*Data excerpts:*

= = =

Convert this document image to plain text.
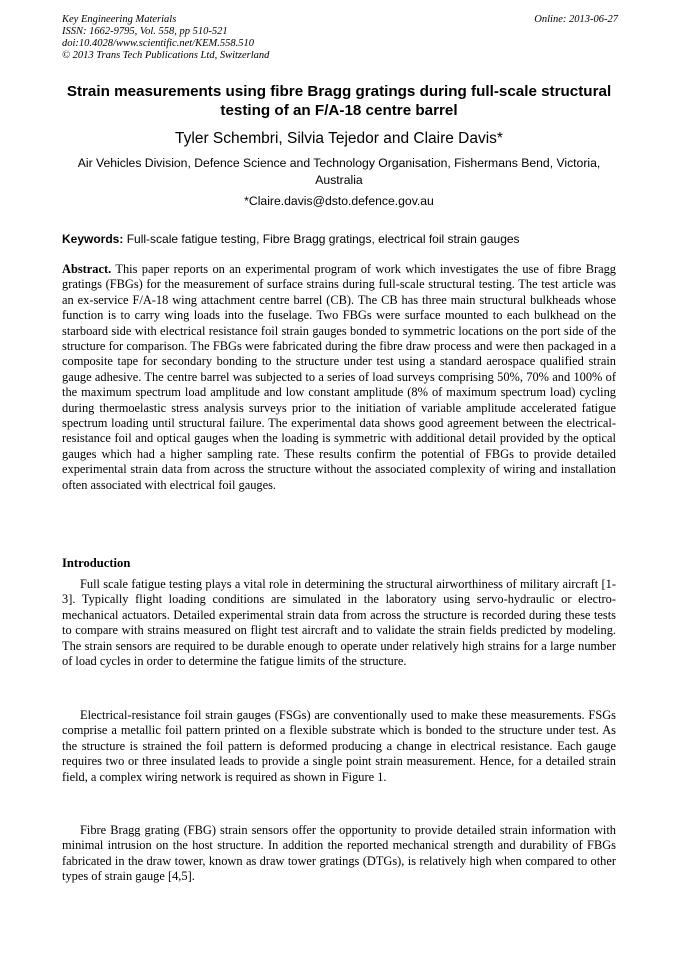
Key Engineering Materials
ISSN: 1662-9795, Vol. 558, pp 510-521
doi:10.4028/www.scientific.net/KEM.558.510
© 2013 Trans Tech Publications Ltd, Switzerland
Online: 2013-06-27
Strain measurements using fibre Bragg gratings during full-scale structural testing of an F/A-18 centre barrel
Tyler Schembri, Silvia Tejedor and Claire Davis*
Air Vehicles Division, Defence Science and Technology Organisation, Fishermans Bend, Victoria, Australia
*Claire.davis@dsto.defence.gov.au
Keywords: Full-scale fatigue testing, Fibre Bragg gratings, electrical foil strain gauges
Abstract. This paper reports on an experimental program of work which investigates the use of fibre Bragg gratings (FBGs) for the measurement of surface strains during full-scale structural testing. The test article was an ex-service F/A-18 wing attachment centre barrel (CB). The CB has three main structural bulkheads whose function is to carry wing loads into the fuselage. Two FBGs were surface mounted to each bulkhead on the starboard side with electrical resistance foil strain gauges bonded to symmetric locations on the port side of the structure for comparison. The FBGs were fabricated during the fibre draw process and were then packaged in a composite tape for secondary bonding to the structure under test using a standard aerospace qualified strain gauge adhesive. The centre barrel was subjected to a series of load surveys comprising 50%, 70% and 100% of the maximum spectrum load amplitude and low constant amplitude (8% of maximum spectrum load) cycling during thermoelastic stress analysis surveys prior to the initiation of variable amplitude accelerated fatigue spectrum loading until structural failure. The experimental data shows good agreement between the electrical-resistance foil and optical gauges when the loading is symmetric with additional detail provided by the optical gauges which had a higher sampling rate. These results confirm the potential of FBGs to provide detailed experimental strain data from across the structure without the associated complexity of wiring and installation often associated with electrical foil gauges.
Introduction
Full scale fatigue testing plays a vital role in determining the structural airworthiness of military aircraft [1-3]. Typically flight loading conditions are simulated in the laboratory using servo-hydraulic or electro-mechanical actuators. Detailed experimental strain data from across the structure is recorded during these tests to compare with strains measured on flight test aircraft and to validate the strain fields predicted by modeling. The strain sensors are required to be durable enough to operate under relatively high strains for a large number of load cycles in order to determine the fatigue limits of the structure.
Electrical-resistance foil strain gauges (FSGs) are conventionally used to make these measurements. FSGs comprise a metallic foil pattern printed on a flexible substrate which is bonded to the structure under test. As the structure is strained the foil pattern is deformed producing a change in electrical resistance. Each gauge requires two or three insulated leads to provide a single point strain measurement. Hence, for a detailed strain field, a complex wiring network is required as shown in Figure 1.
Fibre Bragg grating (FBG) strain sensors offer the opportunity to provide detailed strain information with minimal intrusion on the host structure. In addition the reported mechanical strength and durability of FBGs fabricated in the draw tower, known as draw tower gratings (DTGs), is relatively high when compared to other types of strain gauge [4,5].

= = =

*GIVEN PROBLEM:* Repeat every record above exactly, but leave out any pictures.

*PROBLEM SOLUTION:*
Convert this document image to plain text.
Key Engineering Materials
ISSN: 1662-9795, Vol. 558, pp 510-521
doi:10.4028/www.scientific.net/KEM.558.510
© 2013 Trans Tech Publications Ltd, Switzerland
Online: 2013-06-27
Strain measurements using fibre Bragg gratings during full-scale structural testing of an F/A-18 centre barrel
Tyler Schembri, Silvia Tejedor and Claire Davis*
Air Vehicles Division, Defence Science and Technology Organisation, Fishermans Bend, Victoria, Australia
*Claire.davis@dsto.defence.gov.au
Keywords: Full-scale fatigue testing, Fibre Bragg gratings, electrical foil strain gauges
Abstract. This paper reports on an experimental program of work which investigates the use of fibre Bragg gratings (FBGs) for the measurement of surface strains during full-scale structural testing. The test article was an ex-service F/A-18 wing attachment centre barrel (CB). The CB has three main structural bulkheads whose function is to carry wing loads into the fuselage. Two FBGs were surface mounted to each bulkhead on the starboard side with electrical resistance foil strain gauges bonded to symmetric locations on the port side of the structure for comparison. The FBGs were fabricated during the fibre draw process and were then packaged in a composite tape for secondary bonding to the structure under test using a standard aerospace qualified strain gauge adhesive. The centre barrel was subjected to a series of load surveys comprising 50%, 70% and 100% of the maximum spectrum load amplitude and low constant amplitude (8% of maximum spectrum load) cycling during thermoelastic stress analysis surveys prior to the initiation of variable amplitude accelerated fatigue spectrum loading until structural failure. The experimental data shows good agreement between the electrical-resistance foil and optical gauges when the loading is symmetric with additional detail provided by the optical gauges which had a higher sampling rate. These results confirm the potential of FBGs to provide detailed experimental strain data from across the structure without the associated complexity of wiring and installation often associated with electrical foil gauges.
Introduction
Full scale fatigue testing plays a vital role in determining the structural airworthiness of military aircraft [1-3]. Typically flight loading conditions are simulated in the laboratory using servo-hydraulic or electro-mechanical actuators. Detailed experimental strain data from across the structure is recorded during these tests to compare with strains measured on flight test aircraft and to validate the strain fields predicted by modeling. The strain sensors are required to be durable enough to operate under relatively high strains for a large number of load cycles in order to determine the fatigue limits of the structure.
Electrical-resistance foil strain gauges (FSGs) are conventionally used to make these measurements. FSGs comprise a metallic foil pattern printed on a flexible substrate which is bonded to the structure under test. As the structure is strained the foil pattern is deformed producing a change in electrical resistance. Each gauge requires two or three insulated leads to provide a single point strain measurement. Hence, for a detailed strain field, a complex wiring network is required as shown in Figure 1.
Fibre Bragg grating (FBG) strain sensors offer the opportunity to provide detailed strain information with minimal intrusion on the host structure. In addition the reported mechanical strength and durability of FBGs fabricated in the draw tower, known as draw tower gratings (DTGs), is relatively high when compared to other types of strain gauge [4,5].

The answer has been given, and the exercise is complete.